#### [YOUR TASK]
Using the material that follows, identify and copy each line with the string "JSON".

#### [DATA TO PROCESS]
________________

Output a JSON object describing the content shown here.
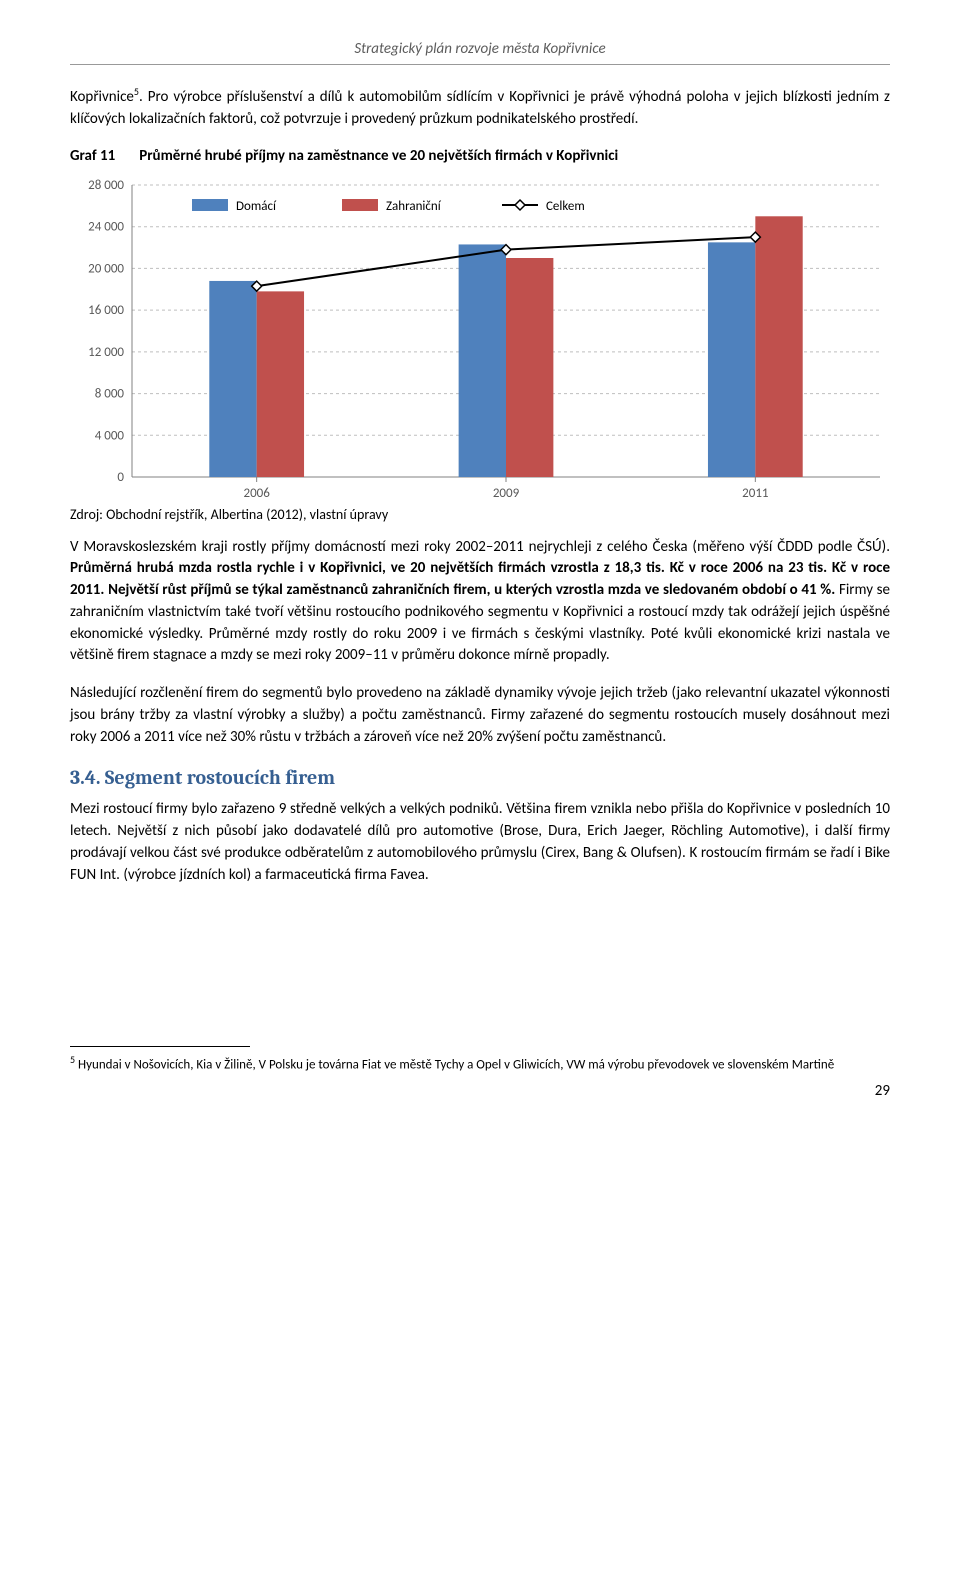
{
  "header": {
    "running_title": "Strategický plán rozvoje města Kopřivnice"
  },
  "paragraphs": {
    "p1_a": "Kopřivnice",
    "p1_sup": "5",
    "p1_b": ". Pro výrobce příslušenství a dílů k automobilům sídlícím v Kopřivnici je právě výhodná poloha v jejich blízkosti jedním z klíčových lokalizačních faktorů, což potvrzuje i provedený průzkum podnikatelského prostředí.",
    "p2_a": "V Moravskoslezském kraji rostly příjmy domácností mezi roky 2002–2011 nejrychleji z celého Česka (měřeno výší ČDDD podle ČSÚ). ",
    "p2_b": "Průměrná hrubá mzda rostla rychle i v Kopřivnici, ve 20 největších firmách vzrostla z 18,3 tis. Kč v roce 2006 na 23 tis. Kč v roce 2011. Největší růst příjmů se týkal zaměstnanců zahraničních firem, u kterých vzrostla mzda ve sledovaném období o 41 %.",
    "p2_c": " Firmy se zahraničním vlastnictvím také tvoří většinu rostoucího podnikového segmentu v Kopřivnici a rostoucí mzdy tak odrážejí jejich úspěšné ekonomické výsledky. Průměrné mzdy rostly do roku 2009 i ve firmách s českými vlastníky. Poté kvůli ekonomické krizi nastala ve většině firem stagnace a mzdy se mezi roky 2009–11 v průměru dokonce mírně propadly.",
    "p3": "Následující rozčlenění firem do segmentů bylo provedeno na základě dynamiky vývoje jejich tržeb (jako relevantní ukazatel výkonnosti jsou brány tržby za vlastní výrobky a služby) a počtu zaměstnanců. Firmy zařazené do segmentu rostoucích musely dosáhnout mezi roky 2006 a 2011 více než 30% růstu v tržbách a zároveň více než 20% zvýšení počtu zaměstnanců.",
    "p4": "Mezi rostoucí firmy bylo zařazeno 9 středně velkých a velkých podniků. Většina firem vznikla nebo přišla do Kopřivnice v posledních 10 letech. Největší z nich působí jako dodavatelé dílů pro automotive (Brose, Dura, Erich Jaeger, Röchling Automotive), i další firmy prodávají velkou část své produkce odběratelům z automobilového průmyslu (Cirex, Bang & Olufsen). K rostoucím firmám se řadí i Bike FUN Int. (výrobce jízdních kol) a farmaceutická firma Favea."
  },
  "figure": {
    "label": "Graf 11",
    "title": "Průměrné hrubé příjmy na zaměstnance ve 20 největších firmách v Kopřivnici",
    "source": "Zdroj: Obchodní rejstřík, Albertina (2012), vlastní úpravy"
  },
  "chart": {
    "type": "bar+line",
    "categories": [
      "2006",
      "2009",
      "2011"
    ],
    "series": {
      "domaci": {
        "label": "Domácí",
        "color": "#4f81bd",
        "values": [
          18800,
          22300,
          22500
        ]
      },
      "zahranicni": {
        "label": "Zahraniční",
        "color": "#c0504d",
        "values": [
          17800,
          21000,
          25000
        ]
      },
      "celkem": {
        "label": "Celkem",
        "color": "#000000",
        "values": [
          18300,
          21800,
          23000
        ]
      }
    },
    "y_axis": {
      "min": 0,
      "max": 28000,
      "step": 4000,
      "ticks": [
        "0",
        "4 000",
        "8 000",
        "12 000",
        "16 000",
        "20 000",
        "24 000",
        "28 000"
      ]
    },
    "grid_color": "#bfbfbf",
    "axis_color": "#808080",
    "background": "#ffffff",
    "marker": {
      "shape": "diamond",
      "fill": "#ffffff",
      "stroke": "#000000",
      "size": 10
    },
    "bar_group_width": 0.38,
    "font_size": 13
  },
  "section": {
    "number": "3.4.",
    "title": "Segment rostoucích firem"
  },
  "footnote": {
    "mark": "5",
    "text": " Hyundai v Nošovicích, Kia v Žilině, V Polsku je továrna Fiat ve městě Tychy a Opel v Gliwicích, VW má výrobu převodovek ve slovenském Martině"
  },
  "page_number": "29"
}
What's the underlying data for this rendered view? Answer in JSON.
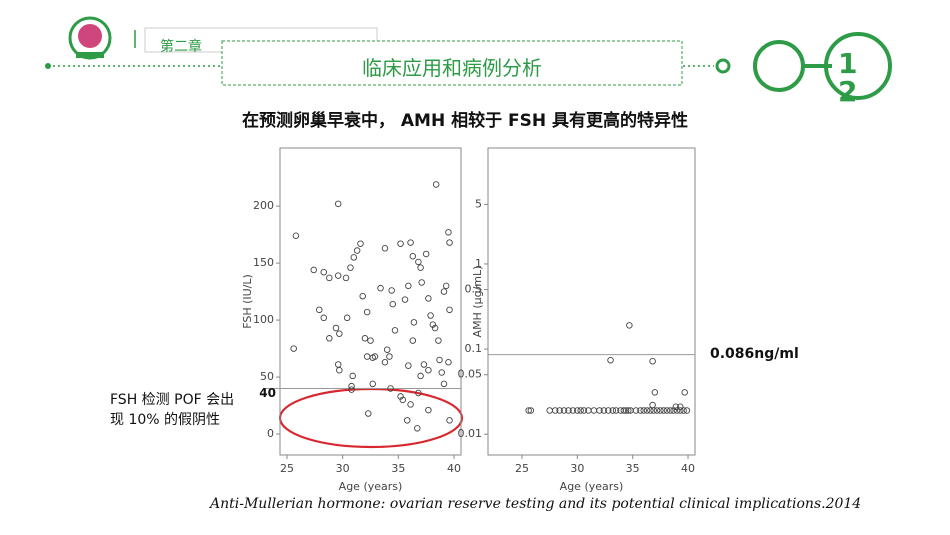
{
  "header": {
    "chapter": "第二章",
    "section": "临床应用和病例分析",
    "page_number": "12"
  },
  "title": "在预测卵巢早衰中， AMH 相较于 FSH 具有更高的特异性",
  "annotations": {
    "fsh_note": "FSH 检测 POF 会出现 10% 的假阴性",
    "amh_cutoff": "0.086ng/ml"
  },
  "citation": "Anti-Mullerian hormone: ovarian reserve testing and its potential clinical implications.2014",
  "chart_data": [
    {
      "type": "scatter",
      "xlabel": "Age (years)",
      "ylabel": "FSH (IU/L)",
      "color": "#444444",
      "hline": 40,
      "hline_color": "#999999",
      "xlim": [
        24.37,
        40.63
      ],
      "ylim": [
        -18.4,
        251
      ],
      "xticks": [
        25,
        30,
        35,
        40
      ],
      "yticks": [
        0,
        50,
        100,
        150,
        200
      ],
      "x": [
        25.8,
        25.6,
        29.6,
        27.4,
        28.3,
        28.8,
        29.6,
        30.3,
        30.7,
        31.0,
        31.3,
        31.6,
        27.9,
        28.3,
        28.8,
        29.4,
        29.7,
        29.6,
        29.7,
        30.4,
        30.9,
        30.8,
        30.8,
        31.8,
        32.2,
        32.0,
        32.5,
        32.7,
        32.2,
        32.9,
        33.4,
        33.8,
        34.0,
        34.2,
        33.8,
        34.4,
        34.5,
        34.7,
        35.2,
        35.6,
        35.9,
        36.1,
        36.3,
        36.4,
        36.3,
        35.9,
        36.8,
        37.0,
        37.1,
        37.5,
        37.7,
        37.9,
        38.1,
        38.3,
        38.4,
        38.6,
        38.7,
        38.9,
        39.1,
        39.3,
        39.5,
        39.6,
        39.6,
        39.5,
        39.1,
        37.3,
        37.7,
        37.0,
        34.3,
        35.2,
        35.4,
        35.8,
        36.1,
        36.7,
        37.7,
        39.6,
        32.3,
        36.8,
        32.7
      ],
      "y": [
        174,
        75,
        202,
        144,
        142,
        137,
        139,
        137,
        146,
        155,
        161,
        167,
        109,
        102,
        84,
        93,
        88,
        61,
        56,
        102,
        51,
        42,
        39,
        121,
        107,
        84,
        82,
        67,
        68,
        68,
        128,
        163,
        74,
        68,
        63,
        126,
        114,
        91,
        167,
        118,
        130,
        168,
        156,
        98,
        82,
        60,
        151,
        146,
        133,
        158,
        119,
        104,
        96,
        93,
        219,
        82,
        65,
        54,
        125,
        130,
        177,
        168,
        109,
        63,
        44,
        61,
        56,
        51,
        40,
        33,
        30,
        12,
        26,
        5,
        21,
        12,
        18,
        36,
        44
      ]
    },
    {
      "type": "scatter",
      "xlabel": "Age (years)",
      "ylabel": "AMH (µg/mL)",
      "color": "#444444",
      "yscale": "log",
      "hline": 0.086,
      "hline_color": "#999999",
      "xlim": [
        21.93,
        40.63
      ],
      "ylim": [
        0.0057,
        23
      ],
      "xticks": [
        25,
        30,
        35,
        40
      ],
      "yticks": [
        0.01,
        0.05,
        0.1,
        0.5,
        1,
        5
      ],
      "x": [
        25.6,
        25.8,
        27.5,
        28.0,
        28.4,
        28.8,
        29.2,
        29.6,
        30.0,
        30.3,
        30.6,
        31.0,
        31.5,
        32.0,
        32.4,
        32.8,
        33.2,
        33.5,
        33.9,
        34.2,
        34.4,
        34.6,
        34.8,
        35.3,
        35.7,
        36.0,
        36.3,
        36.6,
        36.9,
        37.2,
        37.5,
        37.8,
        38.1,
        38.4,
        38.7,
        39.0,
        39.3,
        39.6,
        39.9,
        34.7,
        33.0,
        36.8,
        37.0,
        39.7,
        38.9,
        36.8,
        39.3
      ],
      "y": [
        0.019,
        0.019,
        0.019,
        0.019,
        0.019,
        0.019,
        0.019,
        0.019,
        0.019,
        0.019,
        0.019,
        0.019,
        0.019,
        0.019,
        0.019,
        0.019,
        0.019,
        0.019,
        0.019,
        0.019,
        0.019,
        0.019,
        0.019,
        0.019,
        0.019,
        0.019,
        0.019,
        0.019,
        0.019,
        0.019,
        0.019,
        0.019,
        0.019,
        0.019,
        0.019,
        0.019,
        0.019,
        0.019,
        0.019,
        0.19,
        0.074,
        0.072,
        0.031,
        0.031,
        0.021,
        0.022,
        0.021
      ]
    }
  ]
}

________________

#### [CORRECT RESULT]
Output a JSON object describing the content shown here.
What's the underlying data for this rendered view? Answer in JSON.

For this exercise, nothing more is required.